[Begin Available data]
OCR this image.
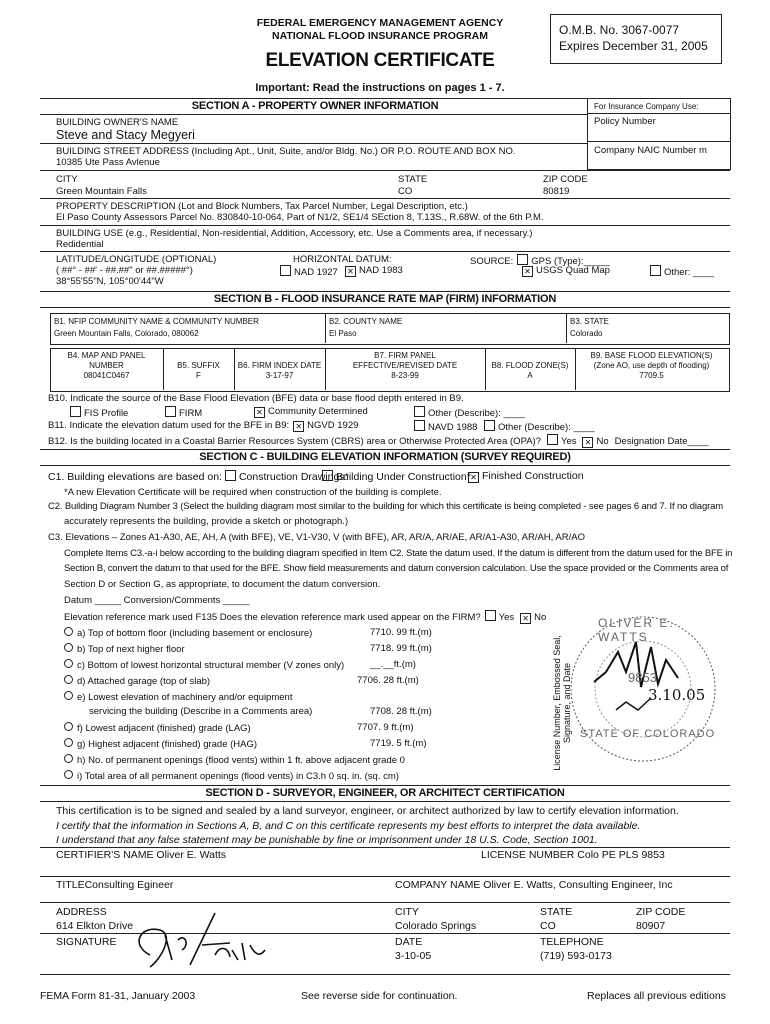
FEDERAL EMERGENCY MANAGEMENT AGENCY
NATIONAL FLOOD INSURANCE PROGRAM
ELEVATION CERTIFICATE
Important: Read the instructions on pages 1 - 7.
O.M.B. No. 3067-0077
Expires December 31, 2005
SECTION A - PROPERTY OWNER INFORMATION	For Insurance Company Use:
Policy Number
Company NAIC Number m
BUILDING OWNER'S NAME
Steve and Stacy Megyeri
BUILDING STREET ADDRESS (Including Apt., Unit, Suite, and/or Bldg. No.) OR P.O. ROUTE AND BOX NO.
10385 Ute Pass Avlenue
CITY
Green Mountain Falls
STATE
CO
ZIP CODE
80819
PROPERTY DESCRIPTION (Lot and Block Numbers, Tax Parcel Number, Legal Description, etc.)
El Paso County Assessors Parcel No. 830840-10-064, Part of N1/2, SE1/4 SEction 8, T.13S., R.68W. of the 6th P.M.
BUILDING USE (e.g., Residential, Non-residential, Addition, Accessory, etc. Use a Comments area, if necessary.)
Redidential
LATITUDE/LONGITUDE (OPTIONAL)
( ##° - ##' - ##.##" or ##.#####°)
38°55'55"N, 105°00'44"W
HORIZONTAL DATUM:
NAD 1927 ✕ NAD 1983
SOURCE: GPS (Type):_____
✕ USGS Quad Map	Other: ____
SECTION B - FLOOD INSURANCE RATE MAP (FIRM) INFORMATION
B1. NFIP COMMUNITY NAME & COMMUNITY NUMBER
Green Mountain Falls, Colorado, 080062
B2. COUNTY NAME
El Paso
B3. STATE
Colorado
B4. MAP AND PANEL
NUMBER
08041C0467
B5. SUFFIX
F
B6. FIRM INDEX DATE
3-17-97
B7. FIRM PANEL
EFFECTIVE/REVISED DATE
8-23-99
B8. FLOOD ZONE(S)
A
B9. BASE FLOOD ELEVATION(S)
(Zone AO, use depth of flooding)
7709.5
B10. Indicate the source of the Base Flood Elevation (BFE) data or base flood depth entered in B9.
FIS Profile	FIRM	✕ Community Determined	Other (Describe): ____
B11. Indicate the elevation datum used for the BFE in B9: ✕ NGVD 1929	NAVD 1988	Other (Describe): ____
B12. Is the building located in a Coastal Barrier Resources System (CBRS) area or Otherwise Protected Area (OPA)? Yes ✕ No Designation Date____
SECTION C - BUILDING ELEVATION INFORMATION (SURVEY REQUIRED)
C1. Building elevations are based on: Construction Drawings*
Building Under Construction* ✕ Finished Construction
*A new Elevation Certificate will be required when construction of the building is complete.
C2. Building Diagram Number 3 (Select the building diagram most similar to the building for which this certificate is being completed - see pages 6 and 7. If no diagram
accurately represents the building, provide a sketch or photograph.)
C3. Elevations – Zones A1-A30, AE, AH, A (with BFE), VE, V1-V30, V (with BFE), AR, AR/A, AR/AE, AR/A1-A30, AR/AH, AR/AO
Complete Items C3.-a-i below according to the building diagram specified in Item C2. State the datum used. If the datum is different from the datum used for the BFE in
Section B, convert the datum to that used for the BFE. Show field measurements and datum conversion calculation. Use the space provided or the Comments area of
Section D or Section G, as appropriate, to document the datum conversion.
Datum _____ Conversion/Comments _____
Elevation reference mark used F135 Does the elevation reference mark used appear on the FIRM? Yes ✕ No
a) Top of bottom floor (including basement or enclosure)	7710. 99 ft.(m)
b) Top of next higher floor	7718. 99 ft.(m)
c) Bottom of lowest horizontal structural member (V zones only)	__.__ft.(m)
d) Attached garage (top of slab)	7706. 28 ft.(m)
e) Lowest elevation of machinery and/or equipment
servicing the building (Describe in a Comments area)	7708. 28 ft.(m)
f) Lowest adjacent (finished) grade (LAG)	7707. 9 ft.(m)
g) Highest adjacent (finished) grade (HAG)	7719. 5 ft.(m)
h) No. of permanent openings (flood vents) within 1 ft. above adjacent grade 0
i) Total area of all permanent openings (flood vents) in C3.h 0 sq. in. (sq. cm)
License Number, Embossed Seal, Signature, and Date
OLIVER E. WATTS
9853
3.10.05
STATE OF COLORADO
SECTION D - SURVEYOR, ENGINEER, OR ARCHITECT CERTIFICATION
This certification is to be signed and sealed by a land surveyor, engineer, or architect authorized by law to certify elevation information.
I certify that the information in Sections A, B, and C on this certificate represents my best efforts to interpret the data available.
I understand that any false statement may be punishable by fine or imprisonment under 18 U.S. Code, Section 1001.
CERTIFIER'S NAME Oliver E. Watts	LICENSE NUMBER Colo PE PLS 9853
TITLEConsulting Egineer	COMPANY NAME Oliver E. Watts, Consulting Engineer, Inc
ADDRESS
614 Elkton Drive
CITY
Colorado Springs
STATE
CO
ZIP CODE
80907
SIGNATURE	DATE
3-10-05
TELEPHONE
(719) 593-0173
FEMA Form 81-31, January 2003	See reverse side for continuation.	Replaces all previous editions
[End Available data]
The exercise: Exactly reproduce the entries above, minus the pictures.

Correct answer:
OCR this image.
FEDERAL EMERGENCY MANAGEMENT AGENCY
NATIONAL FLOOD INSURANCE PROGRAM
ELEVATION CERTIFICATE
Important: Read the instructions on pages 1 - 7.
O.M.B. No. 3067-0077
Expires December 31, 2005
SECTION A - PROPERTY OWNER INFORMATION	For Insurance Company Use:
Policy Number
Company NAIC Number m
BUILDING OWNER'S NAME
Steve and Stacy Megyeri
BUILDING STREET ADDRESS (Including Apt., Unit, Suite, and/or Bldg. No.) OR P.O. ROUTE AND BOX NO.
10385 Ute Pass Avlenue
CITY
Green Mountain Falls
STATE
CO
ZIP CODE
80819
PROPERTY DESCRIPTION (Lot and Block Numbers, Tax Parcel Number, Legal Description, etc.)
El Paso County Assessors Parcel No. 830840-10-064, Part of N1/2, SE1/4 SEction 8, T.13S., R.68W. of the 6th P.M.
BUILDING USE (e.g., Residential, Non-residential, Addition, Accessory, etc. Use a Comments area, if necessary.)
Redidential
LATITUDE/LONGITUDE (OPTIONAL)
( ##° - ##' - ##.##" or ##.#####°)
38°55'55"N, 105°00'44"W
HORIZONTAL DATUM:
NAD 1927 ✕ NAD 1983
SOURCE: GPS (Type):_____
✕ USGS Quad Map	Other: ____
SECTION B - FLOOD INSURANCE RATE MAP (FIRM) INFORMATION
B1. NFIP COMMUNITY NAME & COMMUNITY NUMBER
Green Mountain Falls, Colorado, 080062
B2. COUNTY NAME
El Paso
B3. STATE
Colorado
B4. MAP AND PANEL
NUMBER
08041C0467
B5. SUFFIX
F
B6. FIRM INDEX DATE
3-17-97
B7. FIRM PANEL
EFFECTIVE/REVISED DATE
8-23-99
B8. FLOOD ZONE(S)
A
B9. BASE FLOOD ELEVATION(S)
(Zone AO, use depth of flooding)
7709.5
B10. Indicate the source of the Base Flood Elevation (BFE) data or base flood depth entered in B9.
FIS Profile	FIRM	✕ Community Determined	Other (Describe): ____
B11. Indicate the elevation datum used for the BFE in B9: ✕ NGVD 1929	NAVD 1988	Other (Describe): ____
B12. Is the building located in a Coastal Barrier Resources System (CBRS) area or Otherwise Protected Area (OPA)? Yes ✕ No Designation Date____
SECTION C - BUILDING ELEVATION INFORMATION (SURVEY REQUIRED)
C1. Building elevations are based on: Construction Drawings*
Building Under Construction* ✕ Finished Construction
*A new Elevation Certificate will be required when construction of the building is complete.
C2. Building Diagram Number 3 (Select the building diagram most similar to the building for which this certificate is being completed - see pages 6 and 7. If no diagram
accurately represents the building, provide a sketch or photograph.)
C3. Elevations – Zones A1-A30, AE, AH, A (with BFE), VE, V1-V30, V (with BFE), AR, AR/A, AR/AE, AR/A1-A30, AR/AH, AR/AO
Complete Items C3.-a-i below according to the building diagram specified in Item C2. State the datum used. If the datum is different from the datum used for the BFE in
Section B, convert the datum to that used for the BFE. Show field measurements and datum conversion calculation. Use the space provided or the Comments area of
Section D or Section G, as appropriate, to document the datum conversion.
Datum _____ Conversion/Comments _____
Elevation reference mark used F135 Does the elevation reference mark used appear on the FIRM? Yes ✕ No
a) Top of bottom floor (including basement or enclosure)	7710. 99 ft.(m)
b) Top of next higher floor	7718. 99 ft.(m)
c) Bottom of lowest horizontal structural member (V zones only)	__.__ft.(m)
d) Attached garage (top of slab)	7706. 28 ft.(m)
e) Lowest elevation of machinery and/or equipment
servicing the building (Describe in a Comments area)	7708. 28 ft.(m)
f) Lowest adjacent (finished) grade (LAG)	7707. 9 ft.(m)
g) Highest adjacent (finished) grade (HAG)	7719. 5 ft.(m)
h) No. of permanent openings (flood vents) within 1 ft. above adjacent grade 0
i) Total area of all permanent openings (flood vents) in C3.h 0 sq. in. (sq. cm)
License Number, Embossed Seal, Signature, and Date
OLIVER E. WATTS
9853
3.10.05
STATE OF COLORADO
SECTION D - SURVEYOR, ENGINEER, OR ARCHITECT CERTIFICATION
This certification is to be signed and sealed by a land surveyor, engineer, or architect authorized by law to certify elevation information.
I certify that the information in Sections A, B, and C on this certificate represents my best efforts to interpret the data available.
I understand that any false statement may be punishable by fine or imprisonment under 18 U.S. Code, Section 1001.
CERTIFIER'S NAME Oliver E. Watts	LICENSE NUMBER Colo PE PLS 9853
TITLEConsulting Egineer	COMPANY NAME Oliver E. Watts, Consulting Engineer, Inc
ADDRESS
614 Elkton Drive
CITY
Colorado Springs
STATE
CO
ZIP CODE
80907
SIGNATURE	DATE
3-10-05
TELEPHONE
(719) 593-0173
FEMA Form 81-31, January 2003	See reverse side for continuation.	Replaces all previous editions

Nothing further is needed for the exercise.